**** Given data ****
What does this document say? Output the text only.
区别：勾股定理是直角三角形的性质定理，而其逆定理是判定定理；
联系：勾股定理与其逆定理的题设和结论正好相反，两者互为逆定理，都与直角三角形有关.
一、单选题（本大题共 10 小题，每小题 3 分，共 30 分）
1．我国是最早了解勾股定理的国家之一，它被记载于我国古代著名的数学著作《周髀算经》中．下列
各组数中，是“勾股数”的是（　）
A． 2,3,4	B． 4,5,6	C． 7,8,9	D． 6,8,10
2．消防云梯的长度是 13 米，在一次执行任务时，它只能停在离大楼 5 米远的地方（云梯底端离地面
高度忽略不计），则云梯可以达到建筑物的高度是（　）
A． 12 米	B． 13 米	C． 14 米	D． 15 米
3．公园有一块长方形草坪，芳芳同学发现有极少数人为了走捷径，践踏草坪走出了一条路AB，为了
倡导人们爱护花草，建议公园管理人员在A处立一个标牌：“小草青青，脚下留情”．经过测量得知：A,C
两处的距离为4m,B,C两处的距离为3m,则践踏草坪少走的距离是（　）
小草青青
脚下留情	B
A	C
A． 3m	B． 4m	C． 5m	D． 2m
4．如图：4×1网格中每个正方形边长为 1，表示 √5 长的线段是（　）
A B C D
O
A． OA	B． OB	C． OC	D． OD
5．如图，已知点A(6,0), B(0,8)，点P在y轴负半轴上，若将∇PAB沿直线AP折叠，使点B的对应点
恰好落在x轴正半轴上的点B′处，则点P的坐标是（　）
****
### Task instructions
Report the number of lines containing the string "脚下留情" and add nothing to it.

### Problem solution
2